Nul doute qu’il profite largement à l’employeur. Moins de bureaux pour la même activité, cela veut dire hausse de la productivité du capital (car l’immobilier est du capital, et du capital coûteux si l’entreprise de services est logée comme souvent dans les centres urbains). Ou plutôt, il s’agit d’un prêt gratuit d’espace immobilier de la part des employés qui travaillent de chez eux. Il est probable aussi que le temps de travail, moins borné par des rythmes collectifs, se soit allongé. Une large enquête conduite en 2020 aux Etats-Unis par la Harvard Business School lors des premières semaines de la pandémie indiquait une hausse de 8,2 % du temps travaillé par le salarié à distance. Ce dernier rétrocède donc probablement à son employeur une part du temps qu’il gagne désormais dans les transports.

### TÂCHE COURTE 1
Recopiez chacune des phrases du passage sur le travail à distance, une par ligne.
### TÂCHE COURTE 2
Reproduisez mot pour mot les lignes de la liste, de son début jusqu’à la ligne contenant « watermark-top-left: www.DataSheet4U.com bbox=[15, 5, 110, 15] », celle-ci comprise.
Ce passage et la liste n'ont aucun lien entre eux.

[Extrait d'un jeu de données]

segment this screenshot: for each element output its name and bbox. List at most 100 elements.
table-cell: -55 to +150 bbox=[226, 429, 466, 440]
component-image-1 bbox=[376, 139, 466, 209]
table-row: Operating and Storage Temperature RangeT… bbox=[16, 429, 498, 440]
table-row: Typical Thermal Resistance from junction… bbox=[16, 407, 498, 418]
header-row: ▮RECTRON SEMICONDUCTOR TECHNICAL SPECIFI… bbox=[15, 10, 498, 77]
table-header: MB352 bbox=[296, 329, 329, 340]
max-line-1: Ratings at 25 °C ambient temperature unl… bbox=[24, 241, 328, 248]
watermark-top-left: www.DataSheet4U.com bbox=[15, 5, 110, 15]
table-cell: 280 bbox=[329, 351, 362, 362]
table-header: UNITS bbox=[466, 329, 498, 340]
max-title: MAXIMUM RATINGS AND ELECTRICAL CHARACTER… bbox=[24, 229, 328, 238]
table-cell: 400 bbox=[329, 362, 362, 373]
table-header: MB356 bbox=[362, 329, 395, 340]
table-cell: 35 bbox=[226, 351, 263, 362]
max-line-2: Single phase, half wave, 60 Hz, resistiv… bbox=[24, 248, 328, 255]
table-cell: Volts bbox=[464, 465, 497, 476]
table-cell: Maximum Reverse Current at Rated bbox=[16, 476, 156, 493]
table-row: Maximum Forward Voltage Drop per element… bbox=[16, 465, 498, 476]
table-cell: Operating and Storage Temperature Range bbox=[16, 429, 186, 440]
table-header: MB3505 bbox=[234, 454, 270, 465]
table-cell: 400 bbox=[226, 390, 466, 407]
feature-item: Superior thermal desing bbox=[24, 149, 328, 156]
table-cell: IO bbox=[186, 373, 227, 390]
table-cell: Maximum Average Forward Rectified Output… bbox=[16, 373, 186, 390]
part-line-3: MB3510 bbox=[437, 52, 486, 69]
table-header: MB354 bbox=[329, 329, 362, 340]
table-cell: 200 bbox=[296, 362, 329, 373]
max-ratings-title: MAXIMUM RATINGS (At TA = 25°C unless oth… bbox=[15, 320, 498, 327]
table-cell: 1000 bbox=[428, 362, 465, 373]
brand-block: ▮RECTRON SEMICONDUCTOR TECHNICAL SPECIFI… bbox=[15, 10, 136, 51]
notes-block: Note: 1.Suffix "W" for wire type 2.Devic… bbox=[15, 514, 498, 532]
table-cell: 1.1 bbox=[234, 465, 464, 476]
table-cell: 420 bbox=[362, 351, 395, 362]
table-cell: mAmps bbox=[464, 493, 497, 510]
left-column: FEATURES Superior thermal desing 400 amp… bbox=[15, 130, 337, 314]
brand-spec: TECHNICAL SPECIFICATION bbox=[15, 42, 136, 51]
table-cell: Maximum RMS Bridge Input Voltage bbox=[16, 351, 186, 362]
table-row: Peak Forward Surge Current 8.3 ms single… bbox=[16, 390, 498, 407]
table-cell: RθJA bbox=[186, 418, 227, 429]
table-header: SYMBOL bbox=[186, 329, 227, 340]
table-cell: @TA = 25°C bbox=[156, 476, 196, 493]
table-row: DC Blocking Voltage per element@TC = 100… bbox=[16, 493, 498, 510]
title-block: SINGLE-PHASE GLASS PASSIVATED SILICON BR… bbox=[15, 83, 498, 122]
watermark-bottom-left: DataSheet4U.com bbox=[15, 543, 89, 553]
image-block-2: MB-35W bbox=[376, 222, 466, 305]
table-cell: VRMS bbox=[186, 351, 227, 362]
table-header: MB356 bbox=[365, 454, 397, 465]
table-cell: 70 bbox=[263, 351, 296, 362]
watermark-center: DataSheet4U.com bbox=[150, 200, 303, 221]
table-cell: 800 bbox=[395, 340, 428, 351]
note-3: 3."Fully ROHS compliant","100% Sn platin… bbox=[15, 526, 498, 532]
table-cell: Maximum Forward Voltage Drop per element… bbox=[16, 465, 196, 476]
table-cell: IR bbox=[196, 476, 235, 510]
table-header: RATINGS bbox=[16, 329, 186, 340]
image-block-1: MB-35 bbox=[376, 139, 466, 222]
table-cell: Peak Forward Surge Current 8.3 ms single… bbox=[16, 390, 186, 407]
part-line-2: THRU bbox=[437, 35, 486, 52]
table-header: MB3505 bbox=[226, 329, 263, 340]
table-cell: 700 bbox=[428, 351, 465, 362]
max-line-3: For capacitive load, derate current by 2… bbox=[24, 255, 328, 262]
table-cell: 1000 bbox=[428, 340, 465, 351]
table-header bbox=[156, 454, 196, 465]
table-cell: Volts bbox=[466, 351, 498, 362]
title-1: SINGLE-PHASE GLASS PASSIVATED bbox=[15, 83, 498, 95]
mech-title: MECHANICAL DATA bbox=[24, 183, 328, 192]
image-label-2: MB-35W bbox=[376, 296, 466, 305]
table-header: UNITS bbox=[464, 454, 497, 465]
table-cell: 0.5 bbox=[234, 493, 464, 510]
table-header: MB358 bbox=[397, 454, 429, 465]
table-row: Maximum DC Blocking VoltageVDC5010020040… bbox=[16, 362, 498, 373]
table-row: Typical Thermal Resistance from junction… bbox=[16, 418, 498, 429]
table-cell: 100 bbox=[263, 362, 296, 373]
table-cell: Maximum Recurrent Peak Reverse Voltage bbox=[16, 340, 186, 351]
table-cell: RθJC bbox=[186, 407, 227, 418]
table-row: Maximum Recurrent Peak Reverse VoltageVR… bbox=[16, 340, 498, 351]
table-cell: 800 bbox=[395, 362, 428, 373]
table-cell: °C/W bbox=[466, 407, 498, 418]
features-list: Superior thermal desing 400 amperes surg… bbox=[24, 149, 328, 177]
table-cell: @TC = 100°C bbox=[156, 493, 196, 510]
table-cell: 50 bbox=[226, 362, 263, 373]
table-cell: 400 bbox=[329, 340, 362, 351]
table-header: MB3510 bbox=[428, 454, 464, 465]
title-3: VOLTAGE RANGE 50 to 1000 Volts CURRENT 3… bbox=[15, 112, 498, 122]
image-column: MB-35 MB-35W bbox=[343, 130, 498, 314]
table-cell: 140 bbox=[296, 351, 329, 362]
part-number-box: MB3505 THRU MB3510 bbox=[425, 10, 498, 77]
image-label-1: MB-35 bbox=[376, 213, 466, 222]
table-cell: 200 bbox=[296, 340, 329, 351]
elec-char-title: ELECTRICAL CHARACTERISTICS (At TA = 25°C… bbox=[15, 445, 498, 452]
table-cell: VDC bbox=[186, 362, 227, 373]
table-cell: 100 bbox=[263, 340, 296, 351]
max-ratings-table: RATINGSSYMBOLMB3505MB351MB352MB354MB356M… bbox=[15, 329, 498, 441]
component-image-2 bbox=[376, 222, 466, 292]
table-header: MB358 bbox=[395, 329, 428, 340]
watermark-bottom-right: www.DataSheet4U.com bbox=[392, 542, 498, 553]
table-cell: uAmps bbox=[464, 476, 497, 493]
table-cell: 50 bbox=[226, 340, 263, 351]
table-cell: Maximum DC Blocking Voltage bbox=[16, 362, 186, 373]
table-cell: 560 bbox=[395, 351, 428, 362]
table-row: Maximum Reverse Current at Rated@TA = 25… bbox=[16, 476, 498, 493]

### RÉPONSE COMPLÈTE 1
Nul doute qu’il profite largement à l’employeur.
Moins de bureaux pour la même activité, cela veut dire hausse de la productivité du capital (car l’immobilier est du capital, et du capital coûteux si l’entreprise de services est logée comme souvent dans les centres urbains).
Ou plutôt, il s’agit d’un prêt gratuit d’espace immobilier de la part des employés qui travaillent de chez eux.
Il est probable aussi que le temps de travail, moins borné par des rythmes collectifs, se soit allongé.
Une large enquête conduite en 2020 aux Etats-Unis par la Harvard Business School lors des premières semaines de la pandémie indiquait une hausse de 8,2 % du temps travaillé par le salarié à distance.
Ce dernier rétrocède donc probablement à son employeur une part du temps qu’il gagne désormais dans les transports.

### RÉPONSE COMPLÈTE 2
segment this screenshot: for each element output its name and bbox. List at most 100 elements.
table-cell: -55 to +150 bbox=[226, 429, 466, 440]
component-image-1 bbox=[376, 139, 466, 209]
table-row: Operating and Storage Temperature RangeT… bbox=[16, 429, 498, 440]
table-row: Typical Thermal Resistance from junction… bbox=[16, 407, 498, 418]
header-row: ▮RECTRON SEMICONDUCTOR TECHNICAL SPECIFI… bbox=[15, 10, 498, 77]
table-header: MB352 bbox=[296, 329, 329, 340]
max-line-1: Ratings at 25 °C ambient temperature unl… bbox=[24, 241, 328, 248]
watermark-top-left: www.DataSheet4U.com bbox=[15, 5, 110, 15]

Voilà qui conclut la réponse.